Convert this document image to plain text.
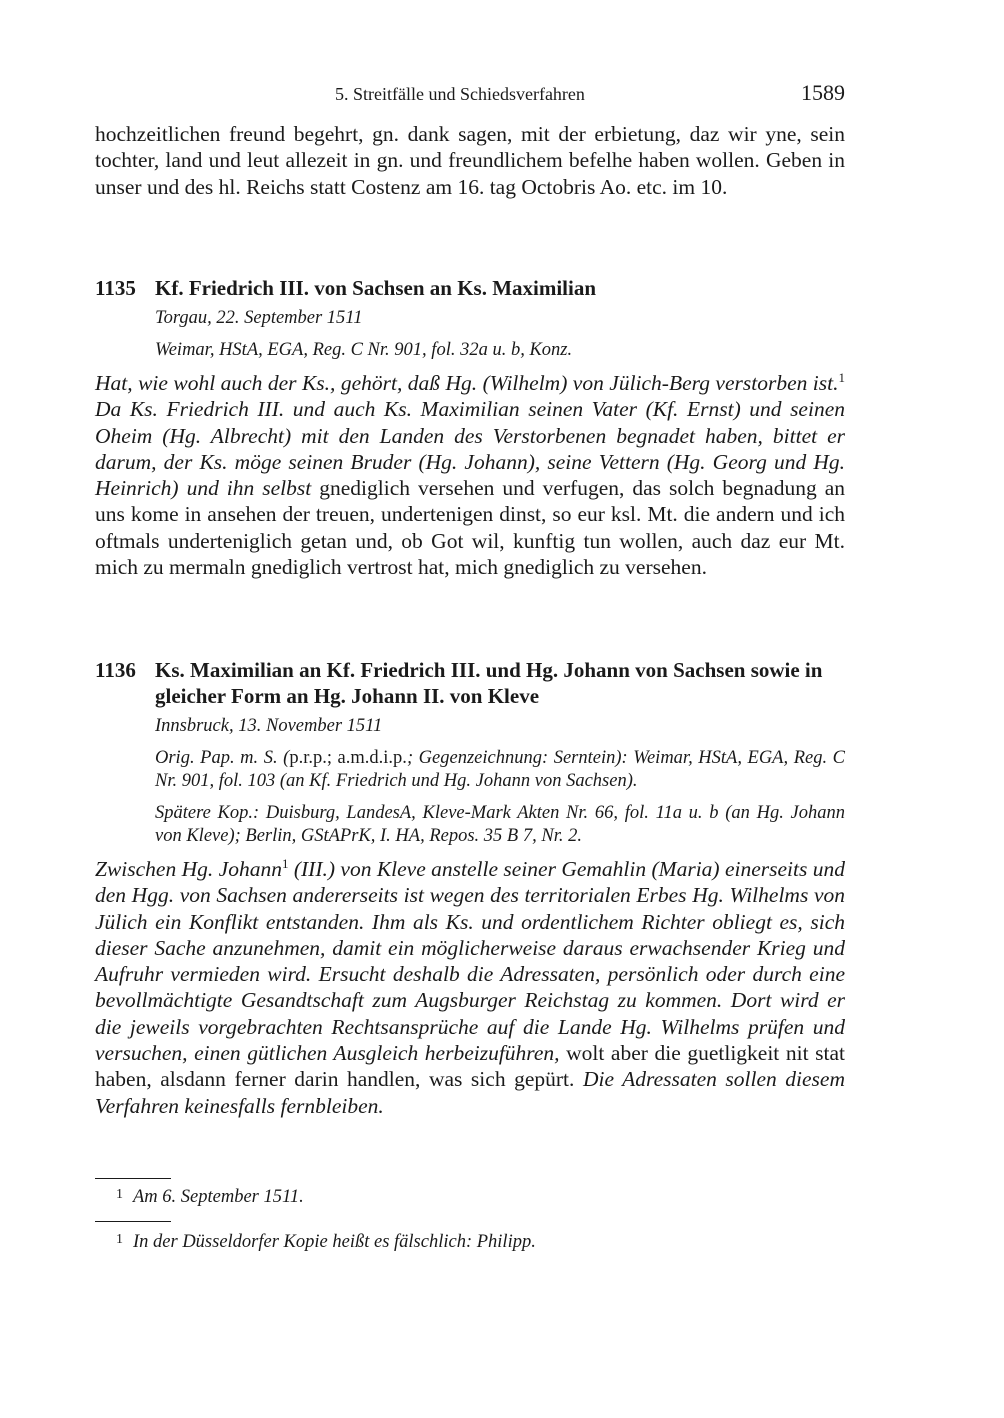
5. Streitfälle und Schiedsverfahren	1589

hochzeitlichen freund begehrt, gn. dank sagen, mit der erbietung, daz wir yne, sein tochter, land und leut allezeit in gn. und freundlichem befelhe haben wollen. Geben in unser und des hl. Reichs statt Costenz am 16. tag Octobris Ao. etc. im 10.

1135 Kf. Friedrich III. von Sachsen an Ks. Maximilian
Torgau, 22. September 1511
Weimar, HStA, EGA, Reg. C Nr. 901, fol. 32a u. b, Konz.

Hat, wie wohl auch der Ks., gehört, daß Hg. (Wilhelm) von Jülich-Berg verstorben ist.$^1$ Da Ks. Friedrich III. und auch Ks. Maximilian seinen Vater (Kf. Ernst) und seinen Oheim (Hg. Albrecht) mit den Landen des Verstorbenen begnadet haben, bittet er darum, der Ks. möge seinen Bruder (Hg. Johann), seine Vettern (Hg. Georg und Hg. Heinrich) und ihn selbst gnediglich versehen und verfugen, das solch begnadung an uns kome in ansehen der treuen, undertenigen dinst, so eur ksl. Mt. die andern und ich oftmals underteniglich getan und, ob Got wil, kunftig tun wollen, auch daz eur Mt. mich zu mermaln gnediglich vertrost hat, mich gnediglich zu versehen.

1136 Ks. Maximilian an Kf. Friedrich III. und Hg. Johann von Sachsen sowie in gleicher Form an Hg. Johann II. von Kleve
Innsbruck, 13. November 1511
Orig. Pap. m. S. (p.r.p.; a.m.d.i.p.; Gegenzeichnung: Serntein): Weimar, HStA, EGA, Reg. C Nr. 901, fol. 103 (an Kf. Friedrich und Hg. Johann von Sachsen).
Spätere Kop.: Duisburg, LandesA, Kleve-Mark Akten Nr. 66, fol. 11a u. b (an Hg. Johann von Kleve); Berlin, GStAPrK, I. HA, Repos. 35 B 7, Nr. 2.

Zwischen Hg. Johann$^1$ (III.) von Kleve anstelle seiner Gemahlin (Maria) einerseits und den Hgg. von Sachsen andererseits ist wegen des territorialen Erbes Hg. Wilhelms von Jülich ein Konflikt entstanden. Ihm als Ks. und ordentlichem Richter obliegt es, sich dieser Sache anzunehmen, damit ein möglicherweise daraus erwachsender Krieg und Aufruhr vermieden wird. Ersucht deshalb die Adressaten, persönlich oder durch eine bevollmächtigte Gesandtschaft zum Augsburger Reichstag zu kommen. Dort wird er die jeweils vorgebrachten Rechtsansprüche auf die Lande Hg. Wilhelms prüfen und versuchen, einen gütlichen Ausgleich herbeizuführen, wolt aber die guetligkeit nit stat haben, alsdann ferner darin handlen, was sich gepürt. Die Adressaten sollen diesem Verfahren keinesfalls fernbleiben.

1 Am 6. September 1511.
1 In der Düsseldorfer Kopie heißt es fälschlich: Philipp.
***
-- Problem statement --
From the records above, pick out and copy each line holding the word "Kleve".

-- Result for this exercise --
1136 Ks. Maximilian an Kf. Friedrich III. und Hg. Johann von Sachsen sowie in gleicher Form an Hg. Johann II. von Kleve
Spätere Kop.: Duisburg, LandesA, Kleve-Mark Akten Nr. 66, fol. 11a u. b (an Hg. Johann von Kleve); Berlin, GStAPrK, I. HA, Repos. 35 B 7, Nr. 2.
Zwischen Hg. Johann$^1$ (III.) von Kleve anstelle seiner Gemahlin (Maria) einerseits und den Hgg. von Sachsen andererseits ist wegen des territorialen Erbes Hg. Wilhelms von Jülich ein Konflikt entstanden. Ihm als Ks. und ordentlichem Richter obliegt es, sich dieser Sache anzunehmen, damit ein möglicherweise daraus erwachsender Krieg und Aufruhr vermieden wird. Ersucht deshalb die Adressaten, persönlich oder durch eine bevollmächtigte Gesandtschaft zum Augsburger Reichstag zu kommen. Dort wird er die jeweils vorgebrachten Rechtsansprüche auf die Lande Hg. Wilhelms prüfen und versuchen, einen gütlichen Ausgleich herbeizuführen, wolt aber die guetligkeit nit stat haben, alsdann ferner darin handlen, was sich gepürt. Die Adressaten sollen diesem Verfahren keinesfalls fernbleiben.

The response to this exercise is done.